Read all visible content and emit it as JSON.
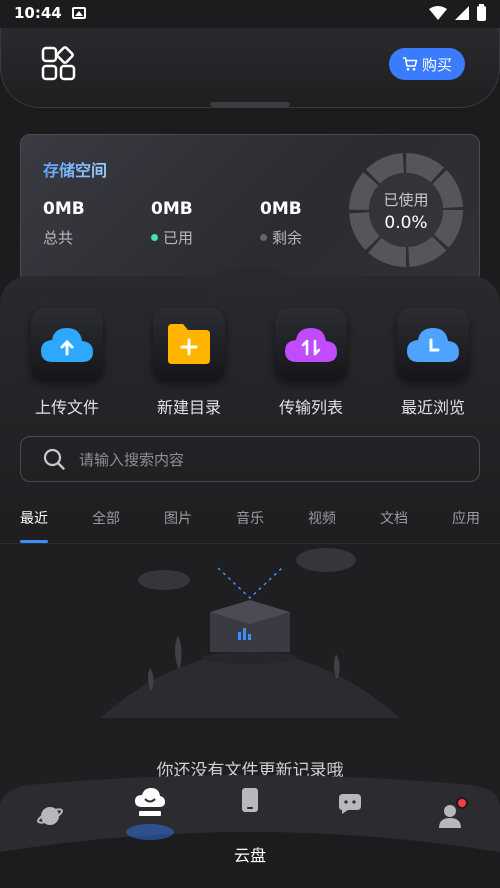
{
  "status_bar": {
    "time": "10:44"
  },
  "header": {
    "buy_label": "购买"
  },
  "storage": {
    "title": "存储空间",
    "total_value": "0MB",
    "total_label": "总共",
    "used_value": "0MB",
    "used_label": "已用",
    "free_value": "0MB",
    "free_label": "剩余",
    "gauge_label": "已使用",
    "gauge_value": "0.0%"
  },
  "actions": [
    {
      "label": "上传文件",
      "icon": "upload-cloud-icon",
      "color": "#2ea8ff"
    },
    {
      "label": "新建目录",
      "icon": "new-folder-icon",
      "color": "#ffb400"
    },
    {
      "label": "传输列表",
      "icon": "transfer-cloud-icon",
      "color": "#c04bff"
    },
    {
      "label": "最近浏览",
      "icon": "recent-cloud-icon",
      "color": "#4da3ff"
    }
  ],
  "search": {
    "placeholder": "请输入搜索内容"
  },
  "tabs": [
    "最近",
    "全部",
    "图片",
    "音乐",
    "视频",
    "文档",
    "应用"
  ],
  "empty_message": "你还没有文件更新记录哦",
  "bottom_nav": {
    "active_label": "云盘",
    "items": [
      "planet-icon",
      "cloud-disk-icon",
      "phone-icon",
      "chat-icon",
      "profile-icon"
    ]
  }
}
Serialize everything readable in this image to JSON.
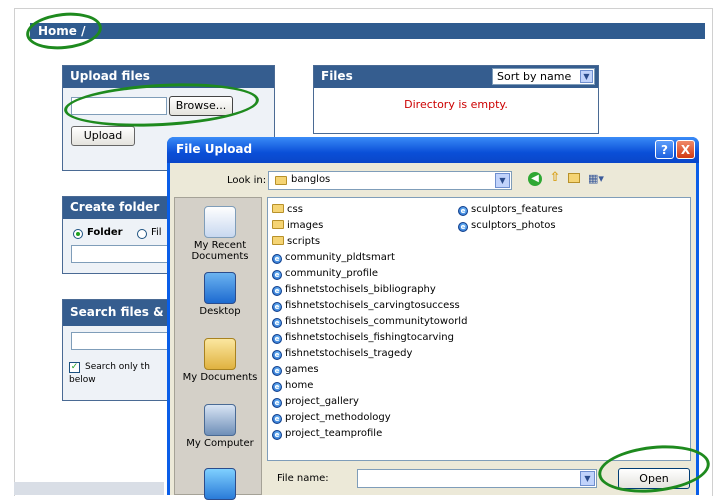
{
  "breadcrumb": {
    "label": "Home /"
  },
  "upload_panel": {
    "title": "Upload files",
    "browse_label": "Browse...",
    "upload_label": "Upload"
  },
  "files_panel": {
    "title": "Files",
    "sort_value": "Sort by name",
    "empty_message": "Directory is empty."
  },
  "create_folder_panel": {
    "title": "Create folder",
    "folder_option": "Folder",
    "file_option": "Fil"
  },
  "search_panel": {
    "title": "Search files & fo",
    "checkbox_label_line1": "Search only th",
    "checkbox_label_line2": "below"
  },
  "dialog": {
    "title": "File Upload",
    "help_button": "?",
    "close_button": "X",
    "look_in_label": "Look in:",
    "look_in_value": "banglos",
    "places": [
      {
        "label": "My Recent Documents",
        "icon": "recent-documents-icon"
      },
      {
        "label": "Desktop",
        "icon": "desktop-icon"
      },
      {
        "label": "My Documents",
        "icon": "my-documents-icon"
      },
      {
        "label": "My Computer",
        "icon": "my-computer-icon"
      },
      {
        "label": "",
        "icon": "network-places-icon"
      }
    ],
    "files_col1": [
      {
        "name": "css",
        "type": "folder"
      },
      {
        "name": "images",
        "type": "folder"
      },
      {
        "name": "scripts",
        "type": "folder"
      },
      {
        "name": "community_pldtsmart",
        "type": "html"
      },
      {
        "name": "community_profile",
        "type": "html"
      },
      {
        "name": "fishnetstochisels_bibliography",
        "type": "html"
      },
      {
        "name": "fishnetstochisels_carvingtosuccess",
        "type": "html"
      },
      {
        "name": "fishnetstochisels_communitytoworld",
        "type": "html"
      },
      {
        "name": "fishnetstochisels_fishingtocarving",
        "type": "html"
      },
      {
        "name": "fishnetstochisels_tragedy",
        "type": "html"
      },
      {
        "name": "games",
        "type": "html"
      },
      {
        "name": "home",
        "type": "html"
      },
      {
        "name": "project_gallery",
        "type": "html"
      },
      {
        "name": "project_methodology",
        "type": "html"
      },
      {
        "name": "project_teamprofile",
        "type": "html"
      }
    ],
    "files_col2": [
      {
        "name": "sculptors_features",
        "type": "html"
      },
      {
        "name": "sculptors_photos",
        "type": "html"
      }
    ],
    "file_name_label": "File name:",
    "file_name_value": "",
    "open_label": "Open"
  },
  "colors": {
    "header_blue": "#2f5b8f",
    "dialog_title_blue": "#0a5ee8",
    "annotation_green": "#1e8a1e",
    "empty_red": "#cc0000"
  }
}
+ + + + + + +
Quote the data exactly, leaving every image out of the copy.

Read all visible content and emit it as JSON.
{
  "status_bar": {
    "time": "10:44"
  },
  "header": {
    "buy_label": "购买"
  },
  "storage": {
    "title": "存储空间",
    "total_value": "0MB",
    "total_label": "总共",
    "used_value": "0MB",
    "used_label": "已用",
    "free_value": "0MB",
    "free_label": "剩余",
    "gauge_label": "已使用",
    "gauge_value": "0.0%"
  },
  "actions": [
    {
      "label": "上传文件",
      "icon": "upload-cloud-icon",
      "color": "#2ea8ff"
    },
    {
      "label": "新建目录",
      "icon": "new-folder-icon",
      "color": "#ffb400"
    },
    {
      "label": "传输列表",
      "icon": "transfer-cloud-icon",
      "color": "#c04bff"
    },
    {
      "label": "最近浏览",
      "icon": "recent-cloud-icon",
      "color": "#4da3ff"
    }
  ],
  "search": {
    "placeholder": "请输入搜索内容"
  },
  "tabs": [
    "最近",
    "全部",
    "图片",
    "音乐",
    "视频",
    "文档",
    "应用"
  ],
  "empty_message": "你还没有文件更新记录哦",
  "bottom_nav": {
    "active_label": "云盘",
    "items": [
      "planet-icon",
      "cloud-disk-icon",
      "phone-icon",
      "chat-icon",
      "profile-icon"
    ]
  }
}
Serialize everything readable in this image to JSON.
{
  "breadcrumb": {
    "label": "Home /"
  },
  "upload_panel": {
    "title": "Upload files",
    "browse_label": "Browse...",
    "upload_label": "Upload"
  },
  "files_panel": {
    "title": "Files",
    "sort_value": "Sort by name",
    "empty_message": "Directory is empty."
  },
  "create_folder_panel": {
    "title": "Create folder",
    "folder_option": "Folder",
    "file_option": "Fil"
  },
  "search_panel": {
    "title": "Search files & fo",
    "checkbox_label_line1": "Search only th",
    "checkbox_label_line2": "below"
  },
  "dialog": {
    "title": "File Upload",
    "help_button": "?",
    "close_button": "X",
    "look_in_label": "Look in:",
    "look_in_value": "banglos",
    "places": [
      {
        "label": "My Recent Documents",
        "icon": "recent-documents-icon"
      },
      {
        "label": "Desktop",
        "icon": "desktop-icon"
      },
      {
        "label": "My Documents",
        "icon": "my-documents-icon"
      },
      {
        "label": "My Computer",
        "icon": "my-computer-icon"
      },
      {
        "label": "",
        "icon": "network-places-icon"
      }
    ],
    "files_col1": [
      {
        "name": "css",
        "type": "folder"
      },
      {
        "name": "images",
        "type": "folder"
      },
      {
        "name": "scripts",
        "type": "folder"
      },
      {
        "name": "community_pldtsmart",
        "type": "html"
      },
      {
        "name": "community_profile",
        "type": "html"
      },
      {
        "name": "fishnetstochisels_bibliography",
        "type": "html"
      },
      {
        "name": "fishnetstochisels_carvingtosuccess",
        "type": "html"
      },
      {
        "name": "fishnetstochisels_communitytoworld",
        "type": "html"
      },
      {
        "name": "fishnetstochisels_fishingtocarving",
        "type": "html"
      },
      {
        "name": "fishnetstochisels_tragedy",
        "type": "html"
      },
      {
        "name": "games",
        "type": "html"
      },
      {
        "name": "home",
        "type": "html"
      },
      {
        "name": "project_gallery",
        "type": "html"
      },
      {
        "name": "project_methodology",
        "type": "html"
      },
      {
        "name": "project_teamprofile",
        "type": "html"
      }
    ],
    "files_col2": [
      {
        "name": "sculptors_features",
        "type": "html"
      },
      {
        "name": "sculptors_photos",
        "type": "html"
      }
    ],
    "file_name_label": "File name:",
    "file_name_value": "",
    "open_label": "Open"
  },
  "colors": {
    "header_blue": "#2f5b8f",
    "dialog_title_blue": "#0a5ee8",
    "annotation_green": "#1e8a1e",
    "empty_red": "#cc0000"
  }
}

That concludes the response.